Top of Text excerpt
British East India Company medal, 1843

The Gwalior Star is a Campaign medal presented by the Honourable East India Company to the soldiers of the British Army and the British led Bengal Army who took part in the 1843 Gwalior campaign.

==History==

Rising tensions between the East India Company and the State of Gwalior led to a British led advance into Gwalior early in December 1843 in a two pronged attack. On December 29, 1843, the British Army defeated Maharaja Shrimant Jayaji Rao Scindia, and regained control of Gwalior. The first division of the army, commanded by General Sir Hugh Gough, was victorious at the Battle of Maharajpoor. Major-General Grey, on the same day, with the second division, was victorious at the Battle of Punniar.

== Description ==

This medal is a 50 mm diameter six pointed star made of bronze, from guns captured during the Gwalior Campaign. In the centre of the star is a silver disk, which bears the Date 29th Dec, 1843 and the name of one of the Gwalior Campaign battles, either Maharajpoor or Punniar. The reverse of the medal is plain and engraved with the name and regiment of the soldier to whom the medal was awarded.
Bottom of Text excerpt
Top of Records supplied
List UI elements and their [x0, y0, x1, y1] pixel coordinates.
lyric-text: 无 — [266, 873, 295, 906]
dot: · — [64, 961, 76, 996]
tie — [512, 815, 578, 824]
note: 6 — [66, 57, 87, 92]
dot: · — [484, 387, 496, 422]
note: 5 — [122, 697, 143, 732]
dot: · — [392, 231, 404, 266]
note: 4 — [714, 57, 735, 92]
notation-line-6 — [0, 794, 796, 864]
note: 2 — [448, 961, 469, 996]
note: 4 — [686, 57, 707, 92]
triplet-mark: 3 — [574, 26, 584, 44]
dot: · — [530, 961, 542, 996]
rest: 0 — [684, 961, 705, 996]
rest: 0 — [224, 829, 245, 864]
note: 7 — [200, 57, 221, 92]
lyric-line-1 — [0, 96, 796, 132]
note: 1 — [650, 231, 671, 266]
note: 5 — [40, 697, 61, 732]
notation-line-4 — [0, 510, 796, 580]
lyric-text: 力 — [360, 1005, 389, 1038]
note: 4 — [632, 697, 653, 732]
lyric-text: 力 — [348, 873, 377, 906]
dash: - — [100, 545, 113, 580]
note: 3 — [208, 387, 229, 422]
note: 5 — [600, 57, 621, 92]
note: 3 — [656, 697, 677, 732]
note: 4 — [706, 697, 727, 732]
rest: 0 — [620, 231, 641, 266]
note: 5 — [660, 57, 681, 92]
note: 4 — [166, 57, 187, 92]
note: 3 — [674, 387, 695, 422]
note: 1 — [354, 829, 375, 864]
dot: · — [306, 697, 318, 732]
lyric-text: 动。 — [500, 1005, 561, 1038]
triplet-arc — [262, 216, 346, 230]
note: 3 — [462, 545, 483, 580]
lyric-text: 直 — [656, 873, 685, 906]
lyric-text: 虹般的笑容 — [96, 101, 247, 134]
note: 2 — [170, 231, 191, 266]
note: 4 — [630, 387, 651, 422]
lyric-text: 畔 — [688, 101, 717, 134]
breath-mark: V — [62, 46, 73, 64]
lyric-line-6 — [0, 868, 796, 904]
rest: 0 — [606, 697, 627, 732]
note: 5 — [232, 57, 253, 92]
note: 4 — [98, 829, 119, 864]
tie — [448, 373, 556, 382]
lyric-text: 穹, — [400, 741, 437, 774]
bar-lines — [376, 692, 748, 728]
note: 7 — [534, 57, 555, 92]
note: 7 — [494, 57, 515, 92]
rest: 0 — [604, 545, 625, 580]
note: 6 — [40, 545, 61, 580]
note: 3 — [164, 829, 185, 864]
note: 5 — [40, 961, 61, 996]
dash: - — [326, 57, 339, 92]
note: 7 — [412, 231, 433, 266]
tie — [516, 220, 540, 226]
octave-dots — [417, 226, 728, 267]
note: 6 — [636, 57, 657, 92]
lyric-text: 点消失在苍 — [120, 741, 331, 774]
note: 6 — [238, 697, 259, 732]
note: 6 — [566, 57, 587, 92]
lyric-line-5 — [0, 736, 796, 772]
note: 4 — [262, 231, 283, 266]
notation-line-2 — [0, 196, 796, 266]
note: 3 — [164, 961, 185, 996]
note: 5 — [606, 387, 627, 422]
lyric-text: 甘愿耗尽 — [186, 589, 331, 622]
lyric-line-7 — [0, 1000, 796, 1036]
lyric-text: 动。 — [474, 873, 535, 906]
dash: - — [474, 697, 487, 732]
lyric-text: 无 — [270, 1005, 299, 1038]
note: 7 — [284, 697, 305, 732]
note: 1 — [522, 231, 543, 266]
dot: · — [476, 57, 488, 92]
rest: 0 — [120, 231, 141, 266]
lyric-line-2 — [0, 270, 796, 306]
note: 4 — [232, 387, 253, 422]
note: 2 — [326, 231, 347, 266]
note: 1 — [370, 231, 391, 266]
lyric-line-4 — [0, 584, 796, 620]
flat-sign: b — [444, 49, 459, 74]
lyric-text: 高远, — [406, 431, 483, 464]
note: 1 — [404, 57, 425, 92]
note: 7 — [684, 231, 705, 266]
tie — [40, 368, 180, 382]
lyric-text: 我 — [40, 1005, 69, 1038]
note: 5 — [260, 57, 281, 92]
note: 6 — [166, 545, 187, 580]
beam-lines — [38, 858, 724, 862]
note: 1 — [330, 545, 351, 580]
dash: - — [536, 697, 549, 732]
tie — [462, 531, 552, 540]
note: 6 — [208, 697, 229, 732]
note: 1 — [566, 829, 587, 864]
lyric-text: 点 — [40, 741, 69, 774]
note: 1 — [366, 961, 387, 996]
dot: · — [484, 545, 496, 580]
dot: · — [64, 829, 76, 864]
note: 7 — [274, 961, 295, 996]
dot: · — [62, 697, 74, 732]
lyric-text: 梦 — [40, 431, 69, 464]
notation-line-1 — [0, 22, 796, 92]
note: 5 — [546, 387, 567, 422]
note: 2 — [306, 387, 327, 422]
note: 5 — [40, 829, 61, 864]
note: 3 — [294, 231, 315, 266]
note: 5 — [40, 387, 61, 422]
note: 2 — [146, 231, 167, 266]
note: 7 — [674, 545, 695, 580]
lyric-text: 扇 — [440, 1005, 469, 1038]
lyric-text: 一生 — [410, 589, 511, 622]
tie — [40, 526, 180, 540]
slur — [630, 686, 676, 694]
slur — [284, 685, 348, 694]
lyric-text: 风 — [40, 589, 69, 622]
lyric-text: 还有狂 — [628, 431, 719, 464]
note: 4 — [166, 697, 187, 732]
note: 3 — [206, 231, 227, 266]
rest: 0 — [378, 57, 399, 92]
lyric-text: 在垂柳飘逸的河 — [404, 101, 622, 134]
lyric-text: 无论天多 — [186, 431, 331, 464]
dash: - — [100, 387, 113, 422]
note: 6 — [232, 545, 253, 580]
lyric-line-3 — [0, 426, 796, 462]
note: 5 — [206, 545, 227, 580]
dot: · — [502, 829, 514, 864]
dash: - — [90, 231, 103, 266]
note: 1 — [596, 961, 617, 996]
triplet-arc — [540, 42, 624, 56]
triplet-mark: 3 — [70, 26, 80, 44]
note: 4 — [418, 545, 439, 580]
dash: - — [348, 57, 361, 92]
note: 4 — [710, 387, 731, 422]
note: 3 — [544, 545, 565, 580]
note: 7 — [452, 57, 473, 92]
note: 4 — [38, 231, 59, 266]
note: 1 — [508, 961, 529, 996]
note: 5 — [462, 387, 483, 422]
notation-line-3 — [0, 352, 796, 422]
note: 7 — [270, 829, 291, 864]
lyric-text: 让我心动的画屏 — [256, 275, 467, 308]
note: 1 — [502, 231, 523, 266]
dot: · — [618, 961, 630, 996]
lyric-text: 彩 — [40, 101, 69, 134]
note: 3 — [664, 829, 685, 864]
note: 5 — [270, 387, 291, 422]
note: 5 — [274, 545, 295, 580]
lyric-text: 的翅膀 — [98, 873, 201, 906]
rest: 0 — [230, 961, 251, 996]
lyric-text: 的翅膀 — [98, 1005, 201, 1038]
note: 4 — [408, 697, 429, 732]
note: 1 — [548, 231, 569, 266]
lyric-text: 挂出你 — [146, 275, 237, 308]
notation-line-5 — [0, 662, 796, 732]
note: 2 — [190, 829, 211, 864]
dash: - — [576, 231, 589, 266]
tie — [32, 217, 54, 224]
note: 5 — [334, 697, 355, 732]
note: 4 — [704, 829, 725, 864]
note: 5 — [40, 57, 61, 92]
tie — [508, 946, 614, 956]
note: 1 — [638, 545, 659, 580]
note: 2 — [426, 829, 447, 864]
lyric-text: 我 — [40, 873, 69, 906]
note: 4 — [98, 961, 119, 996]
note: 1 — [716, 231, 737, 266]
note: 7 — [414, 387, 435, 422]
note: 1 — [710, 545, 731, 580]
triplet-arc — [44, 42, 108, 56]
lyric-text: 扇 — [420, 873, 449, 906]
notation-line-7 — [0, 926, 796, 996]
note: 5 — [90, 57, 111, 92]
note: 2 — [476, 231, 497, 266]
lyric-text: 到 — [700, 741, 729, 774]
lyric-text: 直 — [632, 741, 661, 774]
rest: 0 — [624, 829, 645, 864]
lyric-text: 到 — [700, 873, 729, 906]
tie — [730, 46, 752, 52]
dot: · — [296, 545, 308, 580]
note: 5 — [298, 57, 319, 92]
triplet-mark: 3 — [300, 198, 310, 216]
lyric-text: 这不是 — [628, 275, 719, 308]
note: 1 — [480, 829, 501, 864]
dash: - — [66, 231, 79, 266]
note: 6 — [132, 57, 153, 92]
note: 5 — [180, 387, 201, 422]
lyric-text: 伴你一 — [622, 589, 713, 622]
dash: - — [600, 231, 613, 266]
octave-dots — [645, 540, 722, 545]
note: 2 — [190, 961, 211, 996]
Bottom of Records supplied
◆ Work instruction A
In the text on the Gwalior Star, who commanded the army's first division at the Battle of Maharajpoor?
◆ Work instruction B
Write the next part of the Gwalior Star text, picking up after its final sentence.

◆ Task output A
General Sir Hugh Gough.

◆ Task output B
Manufactured at the Calcutta Mint, this medal was presented by the British India Government originally as a star with a clip on the back to be worn on the breast. Eventually most of these were fitted with a ring or bar of varying design, so that they could be suspended by a ribbon and worn with other medals. The ribbon used was the common ribbon used on many East India Company medals, which was a red-white-yellow-white-blue gradient ribbon such as that found on the Candahar, Ghuznee, Cabul Medal.

==Lady's Star for Maharajpoor==

Lord Ellenborough, the Governor-General of India, presented a special gold star to each of four wives of army officers who, due to the speed of events, found themselves present at the Battle of Maharajpoor.
While the design of the star broadly follows that of the campaign medal, the obverse centre bears the head of Queen Victoria, with the name and date of the battle on the reverse. The star is suspended from a gold and enamel imitation ribbon and buckle. Lady Gough had her portrait painted wearing the Lady's Star.